WORKING DATA:
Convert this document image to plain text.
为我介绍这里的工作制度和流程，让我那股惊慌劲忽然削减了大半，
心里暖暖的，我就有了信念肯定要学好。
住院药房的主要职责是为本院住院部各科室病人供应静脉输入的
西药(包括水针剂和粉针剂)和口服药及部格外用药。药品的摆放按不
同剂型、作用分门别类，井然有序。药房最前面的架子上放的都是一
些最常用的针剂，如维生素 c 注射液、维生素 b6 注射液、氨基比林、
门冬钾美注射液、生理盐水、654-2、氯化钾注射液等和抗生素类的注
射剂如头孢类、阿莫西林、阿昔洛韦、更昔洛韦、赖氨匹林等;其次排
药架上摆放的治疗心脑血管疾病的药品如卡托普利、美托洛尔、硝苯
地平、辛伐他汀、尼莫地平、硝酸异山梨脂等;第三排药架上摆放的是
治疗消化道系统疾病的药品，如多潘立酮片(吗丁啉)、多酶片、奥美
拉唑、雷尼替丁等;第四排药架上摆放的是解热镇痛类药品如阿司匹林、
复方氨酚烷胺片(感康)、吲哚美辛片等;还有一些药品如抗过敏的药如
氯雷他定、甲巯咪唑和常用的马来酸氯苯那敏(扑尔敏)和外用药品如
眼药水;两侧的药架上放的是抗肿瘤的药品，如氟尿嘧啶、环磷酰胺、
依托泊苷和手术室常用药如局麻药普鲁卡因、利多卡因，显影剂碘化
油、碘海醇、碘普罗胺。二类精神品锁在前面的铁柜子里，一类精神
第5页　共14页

PROBLEM: Using the data above, output each line exactly.

TASK RESPONSE:
Convert this document image to plain text.
为我介绍这里的工作制度和流程，让我那股惊慌劲忽然削减了大半，
心里暖暖的，我就有了信念肯定要学好。
住院药房的主要职责是为本院住院部各科室病人供应静脉输入的
西药(包括水针剂和粉针剂)和口服药及部格外用药。药品的摆放按不
同剂型、作用分门别类，井然有序。药房最前面的架子上放的都是一
些最常用的针剂，如维生素 c 注射液、维生素 b6 注射液、氨基比林、
门冬钾美注射液、生理盐水、654-2、氯化钾注射液等和抗生素类的注
射剂如头孢类、阿莫西林、阿昔洛韦、更昔洛韦、赖氨匹林等;其次排
药架上摆放的治疗心脑血管疾病的药品如卡托普利、美托洛尔、硝苯
地平、辛伐他汀、尼莫地平、硝酸异山梨脂等;第三排药架上摆放的是
治疗消化道系统疾病的药品，如多潘立酮片(吗丁啉)、多酶片、奥美
拉唑、雷尼替丁等;第四排药架上摆放的是解热镇痛类药品如阿司匹林、
复方氨酚烷胺片(感康)、吲哚美辛片等;还有一些药品如抗过敏的药如
氯雷他定、甲巯咪唑和常用的马来酸氯苯那敏(扑尔敏)和外用药品如
眼药水;两侧的药架上放的是抗肿瘤的药品，如氟尿嘧啶、环磷酰胺、
依托泊苷和手术室常用药如局麻药普鲁卡因、利多卡因，显影剂碘化
油、碘海醇、碘普罗胺。二类精神品锁在前面的铁柜子里，一类精神
第5页　共14页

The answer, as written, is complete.